**Aim:** All records must be quoted exactly. Omit the pictures.

**Records for processing:**
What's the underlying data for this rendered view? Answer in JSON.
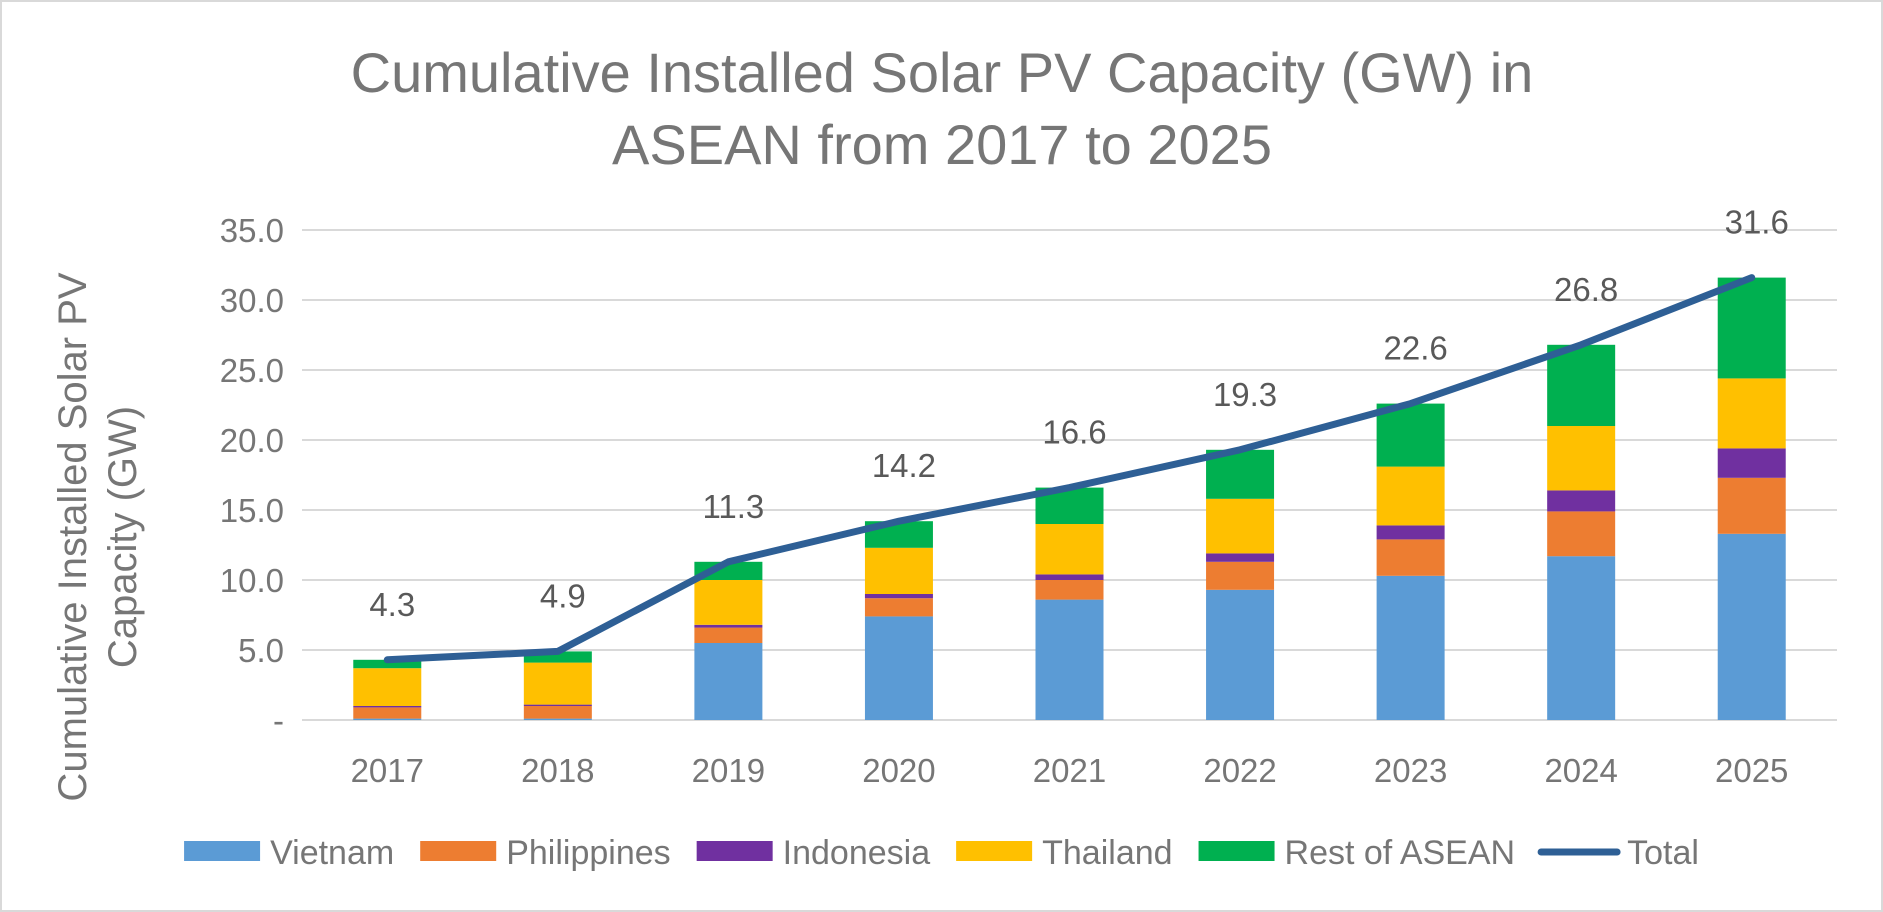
{
  "chart_data": {
    "type": "bar",
    "stacked": true,
    "title_lines": [
      "Cumulative Installed Solar PV Capacity (GW) in",
      "ASEAN from 2017 to 2025"
    ],
    "ylabel_lines": [
      "Cumulative Installed Solar PV",
      "Capacity (GW)"
    ],
    "xlabel": "",
    "ylim": [
      0,
      35
    ],
    "yticks": [
      0,
      5,
      10,
      15,
      20,
      25,
      30,
      35
    ],
    "ytick_labels": [
      "-",
      "5.0",
      "10.0",
      "15.0",
      "20.0",
      "25.0",
      "30.0",
      "35.0"
    ],
    "grid": true,
    "legend_position": "bottom",
    "categories": [
      "2017",
      "2018",
      "2019",
      "2020",
      "2021",
      "2022",
      "2023",
      "2024",
      "2025"
    ],
    "series": [
      {
        "name": "Vietnam",
        "color": "#5b9bd5",
        "values": [
          0.1,
          0.1,
          5.5,
          7.4,
          8.6,
          9.3,
          10.3,
          11.7,
          13.3
        ]
      },
      {
        "name": "Philippines",
        "color": "#ed7d31",
        "values": [
          0.8,
          0.9,
          1.1,
          1.3,
          1.4,
          2.0,
          2.6,
          3.2,
          4.0
        ]
      },
      {
        "name": "Indonesia",
        "color": "#7030a0",
        "values": [
          0.1,
          0.1,
          0.2,
          0.3,
          0.4,
          0.6,
          1.0,
          1.5,
          2.1
        ]
      },
      {
        "name": "Thailand",
        "color": "#ffc000",
        "values": [
          2.7,
          3.0,
          3.2,
          3.3,
          3.6,
          3.9,
          4.2,
          4.6,
          5.0
        ]
      },
      {
        "name": "Rest of ASEAN",
        "color": "#00b050",
        "values": [
          0.6,
          0.8,
          1.3,
          1.9,
          2.6,
          3.5,
          4.5,
          5.8,
          7.2
        ]
      }
    ],
    "line_series": {
      "name": "Total",
      "color": "#2e5f95",
      "values": [
        4.3,
        4.9,
        11.3,
        14.2,
        16.6,
        19.3,
        22.6,
        26.8,
        31.6
      ]
    },
    "data_labels": [
      "4.3",
      "4.9",
      "11.3",
      "14.2",
      "16.6",
      "19.3",
      "22.6",
      "26.8",
      "31.6"
    ]
  }
}
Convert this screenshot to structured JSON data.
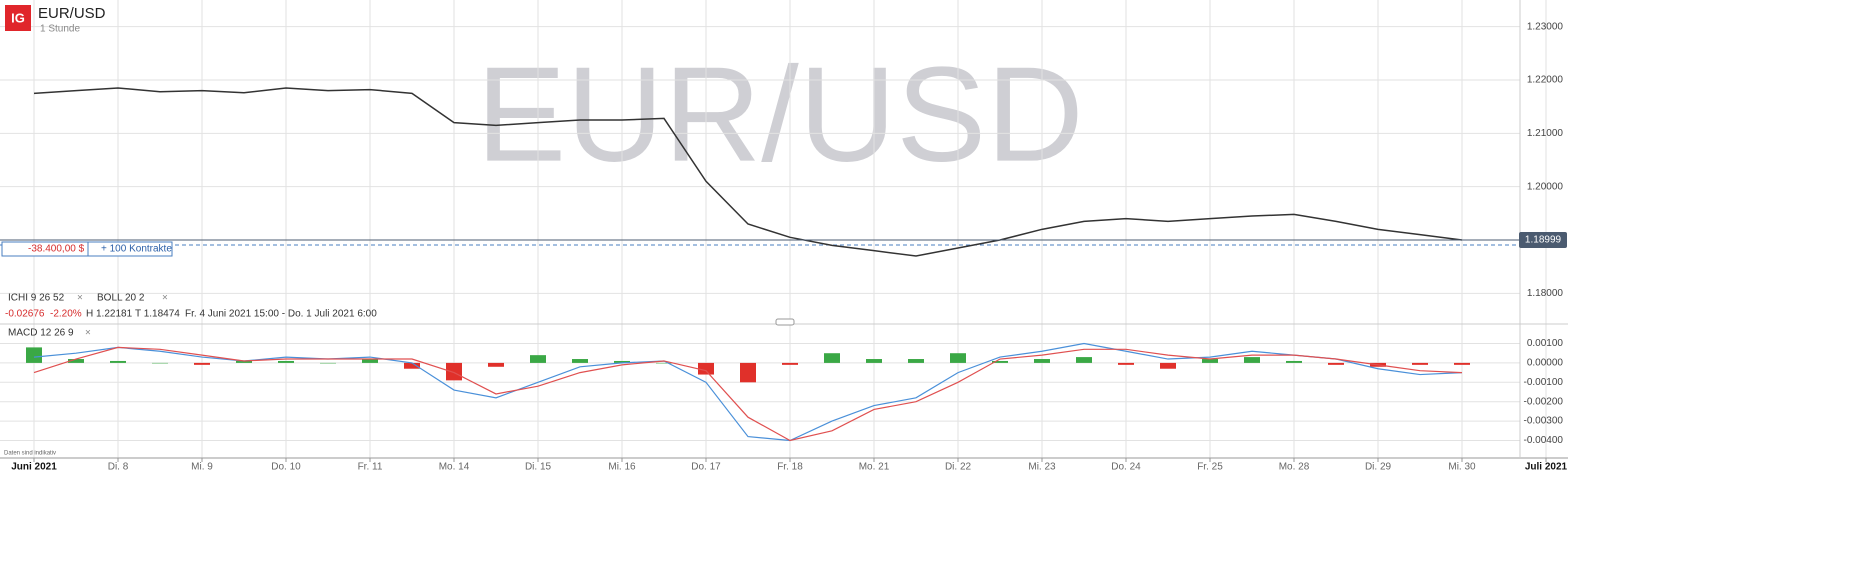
{
  "header": {
    "logo": "IG",
    "symbol": "EUR/USD",
    "interval": "1 Stunde"
  },
  "watermark": "EUR/USD",
  "position": {
    "pnl": "-38.400,00 $",
    "size": "+ 100 Kontrakte"
  },
  "indicators": {
    "ichi": "ICHI 9 26 52",
    "boll": "BOLL 20 2",
    "macd": "MACD 12 26 9"
  },
  "stats": {
    "change": "-0.02676",
    "change_pct": "-2.20%",
    "high": "H 1.22181",
    "low": "T 1.18474",
    "range": "Fr. 4 Juni 2021 15:00 - Do. 1 Juli 2021 6:00"
  },
  "footnote": "Daten sind indikativ",
  "chart_data": [
    {
      "type": "line",
      "categories": [
        "Juni 2021",
        null,
        "Di. 8",
        null,
        "Mi. 9",
        null,
        "Do. 10",
        null,
        "Fr. 11",
        null,
        "Mo. 14",
        null,
        "Di. 15",
        null,
        "Mi. 16",
        null,
        "Do. 17",
        null,
        "Fr. 18",
        null,
        "Mo. 21",
        null,
        "Di. 22",
        null,
        "Mi. 23",
        null,
        "Do. 24",
        null,
        "Fr. 25",
        null,
        "Mo. 28",
        null,
        "Di. 29",
        null,
        "Mi. 30",
        null,
        "Juli 2021"
      ],
      "series": [
        {
          "color": "#333333",
          "values": [
            1.2175,
            1.218,
            1.2185,
            1.2178,
            1.218,
            1.2176,
            1.2185,
            1.218,
            1.2182,
            1.2175,
            1.212,
            1.2115,
            1.212,
            1.2125,
            1.2125,
            1.2128,
            1.201,
            1.193,
            1.1905,
            1.189,
            1.188,
            1.187,
            1.1885,
            1.19,
            1.192,
            1.1935,
            1.194,
            1.1935,
            1.194,
            1.1945,
            1.1948,
            1.1935,
            1.192,
            1.191,
            1.19,
            null,
            null
          ]
        }
      ],
      "ylim": [
        1.175,
        1.235
      ],
      "yticks": [
        {
          "value": 1.18,
          "label": "1.18000"
        },
        {
          "value": 1.2,
          "label": "1.20000"
        },
        {
          "value": 1.21,
          "label": "1.21000"
        },
        {
          "value": 1.22,
          "label": "1.22000"
        },
        {
          "value": 1.23,
          "label": "1.23000"
        }
      ],
      "grid": true,
      "last_price": 1.18999
    },
    {
      "type": "macd",
      "histogram": {
        "up_color": "#3aa845",
        "down_color": "#e0302a",
        "values": [
          0.0008,
          0.0002,
          0.0001,
          0.0,
          -0.0001,
          0.0001,
          0.0001,
          0.0,
          0.0002,
          -0.0003,
          -0.0009,
          -0.0002,
          0.0004,
          0.0002,
          0.0001,
          0.0,
          -0.0006,
          -0.001,
          -0.0001,
          0.0005,
          0.0002,
          0.0002,
          0.0005,
          0.0001,
          0.0002,
          0.0003,
          -0.0001,
          -0.0003,
          0.0002,
          0.0003,
          0.0001,
          -0.0001,
          -0.0002,
          -0.0001,
          -0.0001,
          null,
          null
        ]
      },
      "series": [
        {
          "color": "#4a90d9",
          "values": [
            0.0003,
            0.0005,
            0.0008,
            0.0006,
            0.0003,
            0.0001,
            0.0003,
            0.0002,
            0.0003,
            0.0,
            -0.0014,
            -0.0018,
            -0.001,
            -0.0002,
            0.0,
            0.0001,
            -0.001,
            -0.0038,
            -0.004,
            -0.003,
            -0.0022,
            -0.0018,
            -0.0005,
            0.0003,
            0.0006,
            0.001,
            0.0006,
            0.0002,
            0.0003,
            0.0006,
            0.0004,
            0.0002,
            -0.0003,
            -0.0006,
            -0.0005,
            null,
            null
          ]
        },
        {
          "color": "#e05050",
          "values": [
            -0.0005,
            0.0002,
            0.0008,
            0.0007,
            0.0004,
            0.0001,
            0.0002,
            0.0002,
            0.0002,
            0.0002,
            -0.0005,
            -0.0016,
            -0.0012,
            -0.0005,
            -0.0001,
            0.0001,
            -0.0004,
            -0.0028,
            -0.004,
            -0.0035,
            -0.0024,
            -0.002,
            -0.001,
            0.0002,
            0.0004,
            0.0007,
            0.0007,
            0.0004,
            0.0002,
            0.0004,
            0.0004,
            0.0002,
            -0.0001,
            -0.0004,
            -0.0005,
            null,
            null
          ]
        }
      ],
      "ylim": [
        -0.0048,
        0.0018
      ],
      "yticks": [
        {
          "value": 0.001,
          "label": "0.00100"
        },
        {
          "value": 0,
          "label": "0.00000"
        },
        {
          "value": -0.001,
          "label": "-0.00100"
        },
        {
          "value": -0.002,
          "label": "-0.00200"
        },
        {
          "value": -0.003,
          "label": "-0.00300"
        },
        {
          "value": -0.004,
          "label": "-0.00400"
        }
      ],
      "grid": true
    }
  ]
}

**Reply to the task:**
What's the underlying data for this rendered view? Answer in JSON.
{
  "chart_data": {
    "type": "bar",
    "stacked": true,
    "title_lines": [
      "Cumulative Installed Solar PV Capacity (GW) in",
      "ASEAN from 2017 to 2025"
    ],
    "ylabel_lines": [
      "Cumulative Installed Solar PV",
      "Capacity (GW)"
    ],
    "xlabel": "",
    "ylim": [
      0,
      35
    ],
    "yticks": [
      0,
      5,
      10,
      15,
      20,
      25,
      30,
      35
    ],
    "ytick_labels": [
      "-",
      "5.0",
      "10.0",
      "15.0",
      "20.0",
      "25.0",
      "30.0",
      "35.0"
    ],
    "grid": true,
    "legend_position": "bottom",
    "categories": [
      "2017",
      "2018",
      "2019",
      "2020",
      "2021",
      "2022",
      "2023",
      "2024",
      "2025"
    ],
    "series": [
      {
        "name": "Vietnam",
        "color": "#5b9bd5",
        "values": [
          0.1,
          0.1,
          5.5,
          7.4,
          8.6,
          9.3,
          10.3,
          11.7,
          13.3
        ]
      },
      {
        "name": "Philippines",
        "color": "#ed7d31",
        "values": [
          0.8,
          0.9,
          1.1,
          1.3,
          1.4,
          2.0,
          2.6,
          3.2,
          4.0
        ]
      },
      {
        "name": "Indonesia",
        "color": "#7030a0",
        "values": [
          0.1,
          0.1,
          0.2,
          0.3,
          0.4,
          0.6,
          1.0,
          1.5,
          2.1
        ]
      },
      {
        "name": "Thailand",
        "color": "#ffc000",
        "values": [
          2.7,
          3.0,
          3.2,
          3.3,
          3.6,
          3.9,
          4.2,
          4.6,
          5.0
        ]
      },
      {
        "name": "Rest of ASEAN",
        "color": "#00b050",
        "values": [
          0.6,
          0.8,
          1.3,
          1.9,
          2.6,
          3.5,
          4.5,
          5.8,
          7.2
        ]
      }
    ],
    "line_series": {
      "name": "Total",
      "color": "#2e5f95",
      "values": [
        4.3,
        4.9,
        11.3,
        14.2,
        16.6,
        19.3,
        22.6,
        26.8,
        31.6
      ]
    },
    "data_labels": [
      "4.3",
      "4.9",
      "11.3",
      "14.2",
      "16.6",
      "19.3",
      "22.6",
      "26.8",
      "31.6"
    ]
  }
}
Convert this screenshot to structured JSON data.
{
  "header": {
    "logo": "IG",
    "symbol": "EUR/USD",
    "interval": "1 Stunde"
  },
  "watermark": "EUR/USD",
  "position": {
    "pnl": "-38.400,00 $",
    "size": "+ 100 Kontrakte"
  },
  "indicators": {
    "ichi": "ICHI 9 26 52",
    "boll": "BOLL 20 2",
    "macd": "MACD 12 26 9"
  },
  "stats": {
    "change": "-0.02676",
    "change_pct": "-2.20%",
    "high": "H 1.22181",
    "low": "T 1.18474",
    "range": "Fr. 4 Juni 2021 15:00 - Do. 1 Juli 2021 6:00"
  },
  "footnote": "Daten sind indikativ",
  "chart_data": [
    {
      "type": "line",
      "categories": [
        "Juni 2021",
        null,
        "Di. 8",
        null,
        "Mi. 9",
        null,
        "Do. 10",
        null,
        "Fr. 11",
        null,
        "Mo. 14",
        null,
        "Di. 15",
        null,
        "Mi. 16",
        null,
        "Do. 17",
        null,
        "Fr. 18",
        null,
        "Mo. 21",
        null,
        "Di. 22",
        null,
        "Mi. 23",
        null,
        "Do. 24",
        null,
        "Fr. 25",
        null,
        "Mo. 28",
        null,
        "Di. 29",
        null,
        "Mi. 30",
        null,
        "Juli 2021"
      ],
      "series": [
        {
          "color": "#333333",
          "values": [
            1.2175,
            1.218,
            1.2185,
            1.2178,
            1.218,
            1.2176,
            1.2185,
            1.218,
            1.2182,
            1.2175,
            1.212,
            1.2115,
            1.212,
            1.2125,
            1.2125,
            1.2128,
            1.201,
            1.193,
            1.1905,
            1.189,
            1.188,
            1.187,
            1.1885,
            1.19,
            1.192,
            1.1935,
            1.194,
            1.1935,
            1.194,
            1.1945,
            1.1948,
            1.1935,
            1.192,
            1.191,
            1.19,
            null,
            null
          ]
        }
      ],
      "ylim": [
        1.175,
        1.235
      ],
      "yticks": [
        {
          "value": 1.18,
          "label": "1.18000"
        },
        {
          "value": 1.2,
          "label": "1.20000"
        },
        {
          "value": 1.21,
          "label": "1.21000"
        },
        {
          "value": 1.22,
          "label": "1.22000"
        },
        {
          "value": 1.23,
          "label": "1.23000"
        }
      ],
      "grid": true,
      "last_price": 1.18999
    },
    {
      "type": "macd",
      "histogram": {
        "up_color": "#3aa845",
        "down_color": "#e0302a",
        "values": [
          0.0008,
          0.0002,
          0.0001,
          0.0,
          -0.0001,
          0.0001,
          0.0001,
          0.0,
          0.0002,
          -0.0003,
          -0.0009,
          -0.0002,
          0.0004,
          0.0002,
          0.0001,
          0.0,
          -0.0006,
          -0.001,
          -0.0001,
          0.0005,
          0.0002,
          0.0002,
          0.0005,
          0.0001,
          0.0002,
          0.0003,
          -0.0001,
          -0.0003,
          0.0002,
          0.0003,
          0.0001,
          -0.0001,
          -0.0002,
          -0.0001,
          -0.0001,
          null,
          null
        ]
      },
      "series": [
        {
          "color": "#4a90d9",
          "values": [
            0.0003,
            0.0005,
            0.0008,
            0.0006,
            0.0003,
            0.0001,
            0.0003,
            0.0002,
            0.0003,
            0.0,
            -0.0014,
            -0.0018,
            -0.001,
            -0.0002,
            0.0,
            0.0001,
            -0.001,
            -0.0038,
            -0.004,
            -0.003,
            -0.0022,
            -0.0018,
            -0.0005,
            0.0003,
            0.0006,
            0.001,
            0.0006,
            0.0002,
            0.0003,
            0.0006,
            0.0004,
            0.0002,
            -0.0003,
            -0.0006,
            -0.0005,
            null,
            null
          ]
        },
        {
          "color": "#e05050",
          "values": [
            -0.0005,
            0.0002,
            0.0008,
            0.0007,
            0.0004,
            0.0001,
            0.0002,
            0.0002,
            0.0002,
            0.0002,
            -0.0005,
            -0.0016,
            -0.0012,
            -0.0005,
            -0.0001,
            0.0001,
            -0.0004,
            -0.0028,
            -0.004,
            -0.0035,
            -0.0024,
            -0.002,
            -0.001,
            0.0002,
            0.0004,
            0.0007,
            0.0007,
            0.0004,
            0.0002,
            0.0004,
            0.0004,
            0.0002,
            -0.0001,
            -0.0004,
            -0.0005,
            null,
            null
          ]
        }
      ],
      "ylim": [
        -0.0048,
        0.0018
      ],
      "yticks": [
        {
          "value": 0.001,
          "label": "0.00100"
        },
        {
          "value": 0,
          "label": "0.00000"
        },
        {
          "value": -0.001,
          "label": "-0.00100"
        },
        {
          "value": -0.002,
          "label": "-0.00200"
        },
        {
          "value": -0.003,
          "label": "-0.00300"
        },
        {
          "value": -0.004,
          "label": "-0.00400"
        }
      ],
      "grid": true
    }
  ]
}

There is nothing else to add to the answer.